Start DATA SHOWN

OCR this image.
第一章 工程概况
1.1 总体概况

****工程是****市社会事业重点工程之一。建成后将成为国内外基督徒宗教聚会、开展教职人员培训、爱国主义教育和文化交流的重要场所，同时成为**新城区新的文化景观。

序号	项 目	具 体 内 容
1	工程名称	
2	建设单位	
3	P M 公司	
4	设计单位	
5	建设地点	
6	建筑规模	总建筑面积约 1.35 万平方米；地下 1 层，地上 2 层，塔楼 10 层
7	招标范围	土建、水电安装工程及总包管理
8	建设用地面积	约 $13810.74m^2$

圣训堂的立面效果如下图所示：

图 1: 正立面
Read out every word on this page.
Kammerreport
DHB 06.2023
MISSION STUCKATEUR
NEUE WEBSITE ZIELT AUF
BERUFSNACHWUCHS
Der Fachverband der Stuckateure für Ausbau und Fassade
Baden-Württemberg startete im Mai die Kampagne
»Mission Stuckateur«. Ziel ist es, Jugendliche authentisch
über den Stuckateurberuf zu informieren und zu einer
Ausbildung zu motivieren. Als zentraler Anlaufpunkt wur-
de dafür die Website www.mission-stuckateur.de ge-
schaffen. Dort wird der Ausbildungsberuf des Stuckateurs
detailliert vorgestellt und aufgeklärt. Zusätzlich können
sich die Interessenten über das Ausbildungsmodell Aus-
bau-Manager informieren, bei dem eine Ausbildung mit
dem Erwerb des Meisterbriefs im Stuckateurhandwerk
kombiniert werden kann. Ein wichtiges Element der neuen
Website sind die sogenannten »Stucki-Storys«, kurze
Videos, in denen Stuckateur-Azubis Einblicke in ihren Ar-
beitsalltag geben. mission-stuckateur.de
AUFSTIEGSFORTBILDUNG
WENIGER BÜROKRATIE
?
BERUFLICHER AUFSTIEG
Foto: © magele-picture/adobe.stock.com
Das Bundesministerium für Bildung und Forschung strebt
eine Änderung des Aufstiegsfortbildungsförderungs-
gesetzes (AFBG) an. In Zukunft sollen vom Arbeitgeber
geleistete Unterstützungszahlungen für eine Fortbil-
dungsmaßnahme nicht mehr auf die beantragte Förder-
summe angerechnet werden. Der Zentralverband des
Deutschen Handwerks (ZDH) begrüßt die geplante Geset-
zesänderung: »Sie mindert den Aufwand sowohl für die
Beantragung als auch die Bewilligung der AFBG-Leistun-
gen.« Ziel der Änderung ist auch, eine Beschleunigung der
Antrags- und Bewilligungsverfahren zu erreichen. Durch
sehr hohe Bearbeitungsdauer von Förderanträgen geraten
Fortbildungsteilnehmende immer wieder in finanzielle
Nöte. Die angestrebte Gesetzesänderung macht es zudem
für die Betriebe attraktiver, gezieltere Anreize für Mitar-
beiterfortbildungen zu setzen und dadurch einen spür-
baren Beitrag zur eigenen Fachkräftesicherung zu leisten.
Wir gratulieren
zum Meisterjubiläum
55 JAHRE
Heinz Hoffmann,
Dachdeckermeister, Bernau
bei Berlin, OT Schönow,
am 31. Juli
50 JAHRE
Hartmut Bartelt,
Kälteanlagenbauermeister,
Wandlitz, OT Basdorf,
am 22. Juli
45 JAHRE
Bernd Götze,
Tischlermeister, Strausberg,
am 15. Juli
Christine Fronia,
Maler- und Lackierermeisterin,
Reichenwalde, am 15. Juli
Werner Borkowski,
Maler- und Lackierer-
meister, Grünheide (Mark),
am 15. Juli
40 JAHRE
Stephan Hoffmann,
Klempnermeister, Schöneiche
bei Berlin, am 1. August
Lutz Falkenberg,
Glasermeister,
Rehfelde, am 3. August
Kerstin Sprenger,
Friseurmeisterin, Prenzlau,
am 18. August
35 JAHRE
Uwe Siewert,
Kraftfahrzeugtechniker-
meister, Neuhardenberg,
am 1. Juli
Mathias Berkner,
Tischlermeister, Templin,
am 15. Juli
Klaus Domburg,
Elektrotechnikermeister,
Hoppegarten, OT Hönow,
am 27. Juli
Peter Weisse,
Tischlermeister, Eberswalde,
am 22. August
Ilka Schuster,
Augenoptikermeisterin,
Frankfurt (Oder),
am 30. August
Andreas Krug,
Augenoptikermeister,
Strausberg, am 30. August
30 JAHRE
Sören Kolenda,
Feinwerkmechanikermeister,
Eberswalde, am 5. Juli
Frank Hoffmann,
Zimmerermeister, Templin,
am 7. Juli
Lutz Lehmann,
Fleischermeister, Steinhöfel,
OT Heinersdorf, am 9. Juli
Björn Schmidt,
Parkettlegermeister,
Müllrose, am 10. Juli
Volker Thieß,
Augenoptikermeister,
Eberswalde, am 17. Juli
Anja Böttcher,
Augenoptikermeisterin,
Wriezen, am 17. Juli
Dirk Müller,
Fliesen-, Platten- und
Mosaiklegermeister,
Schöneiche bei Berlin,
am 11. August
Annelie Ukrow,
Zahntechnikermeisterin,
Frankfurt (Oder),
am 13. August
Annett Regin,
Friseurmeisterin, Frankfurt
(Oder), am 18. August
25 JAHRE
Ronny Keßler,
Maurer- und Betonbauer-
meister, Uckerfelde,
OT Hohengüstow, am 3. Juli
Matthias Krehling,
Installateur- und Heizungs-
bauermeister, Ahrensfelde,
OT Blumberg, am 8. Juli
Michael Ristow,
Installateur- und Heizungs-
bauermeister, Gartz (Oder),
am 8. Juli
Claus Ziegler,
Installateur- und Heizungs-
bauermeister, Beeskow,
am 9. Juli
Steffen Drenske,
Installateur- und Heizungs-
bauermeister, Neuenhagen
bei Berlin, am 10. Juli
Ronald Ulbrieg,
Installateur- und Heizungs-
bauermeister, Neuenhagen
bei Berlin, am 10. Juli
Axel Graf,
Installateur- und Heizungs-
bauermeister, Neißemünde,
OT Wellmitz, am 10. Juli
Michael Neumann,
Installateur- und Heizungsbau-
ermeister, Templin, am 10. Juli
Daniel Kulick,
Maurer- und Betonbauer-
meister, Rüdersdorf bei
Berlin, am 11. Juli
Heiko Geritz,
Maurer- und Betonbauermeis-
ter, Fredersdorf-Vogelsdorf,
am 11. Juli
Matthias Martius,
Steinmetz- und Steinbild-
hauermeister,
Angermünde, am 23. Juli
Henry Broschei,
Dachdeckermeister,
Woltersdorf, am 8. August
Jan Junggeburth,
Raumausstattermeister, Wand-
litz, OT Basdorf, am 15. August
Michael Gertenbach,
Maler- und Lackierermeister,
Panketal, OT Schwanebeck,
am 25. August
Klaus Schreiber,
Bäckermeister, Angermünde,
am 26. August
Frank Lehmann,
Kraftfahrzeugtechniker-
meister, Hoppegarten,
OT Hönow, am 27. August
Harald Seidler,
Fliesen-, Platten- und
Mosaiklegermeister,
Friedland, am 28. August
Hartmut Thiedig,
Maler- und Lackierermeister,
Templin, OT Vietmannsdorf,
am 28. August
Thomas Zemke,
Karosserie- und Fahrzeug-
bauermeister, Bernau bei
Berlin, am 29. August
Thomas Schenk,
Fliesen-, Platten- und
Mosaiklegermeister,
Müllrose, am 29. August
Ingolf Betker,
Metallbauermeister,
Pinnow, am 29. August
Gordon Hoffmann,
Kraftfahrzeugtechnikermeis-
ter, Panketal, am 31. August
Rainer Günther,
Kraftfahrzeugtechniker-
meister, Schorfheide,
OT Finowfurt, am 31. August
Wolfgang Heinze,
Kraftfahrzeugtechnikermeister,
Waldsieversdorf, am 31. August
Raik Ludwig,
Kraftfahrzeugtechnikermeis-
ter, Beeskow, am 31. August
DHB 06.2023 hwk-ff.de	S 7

End DATA SHOWN

→ **WHAT YOU ARE ASKED TO DO**: Give the number of lines in the entries that hold the word "Hoppegarten", and nothing else.

→ **PROBLEM SOLUTION**: 2